* [WHAT IS NEEDED]: Pull every line with the word "detector" out of the entries below.

* [MATERIAL]:
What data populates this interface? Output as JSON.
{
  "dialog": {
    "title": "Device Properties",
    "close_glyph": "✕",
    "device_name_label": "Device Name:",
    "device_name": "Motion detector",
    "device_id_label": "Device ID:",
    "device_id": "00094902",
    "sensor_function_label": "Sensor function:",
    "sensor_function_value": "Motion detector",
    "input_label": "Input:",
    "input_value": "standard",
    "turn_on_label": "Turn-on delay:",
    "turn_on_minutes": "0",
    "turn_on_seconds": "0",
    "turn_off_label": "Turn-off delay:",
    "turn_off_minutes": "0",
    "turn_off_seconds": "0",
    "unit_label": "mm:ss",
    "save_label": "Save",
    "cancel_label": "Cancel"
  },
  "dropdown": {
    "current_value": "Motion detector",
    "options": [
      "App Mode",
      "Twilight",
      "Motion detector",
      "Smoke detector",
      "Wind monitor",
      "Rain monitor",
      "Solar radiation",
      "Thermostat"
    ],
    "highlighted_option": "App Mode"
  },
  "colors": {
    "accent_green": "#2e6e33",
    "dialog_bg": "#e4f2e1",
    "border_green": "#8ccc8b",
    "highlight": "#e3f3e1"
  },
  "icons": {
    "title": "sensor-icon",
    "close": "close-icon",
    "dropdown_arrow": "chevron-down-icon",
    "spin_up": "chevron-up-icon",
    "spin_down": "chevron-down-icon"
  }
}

* [THE COMPLETED TASK]:
    "device_name": "Motion detector",
    "sensor_function_value": "Motion detector",
    "current_value": "Motion detector",
      "Motion detector",
      "Smoke detector",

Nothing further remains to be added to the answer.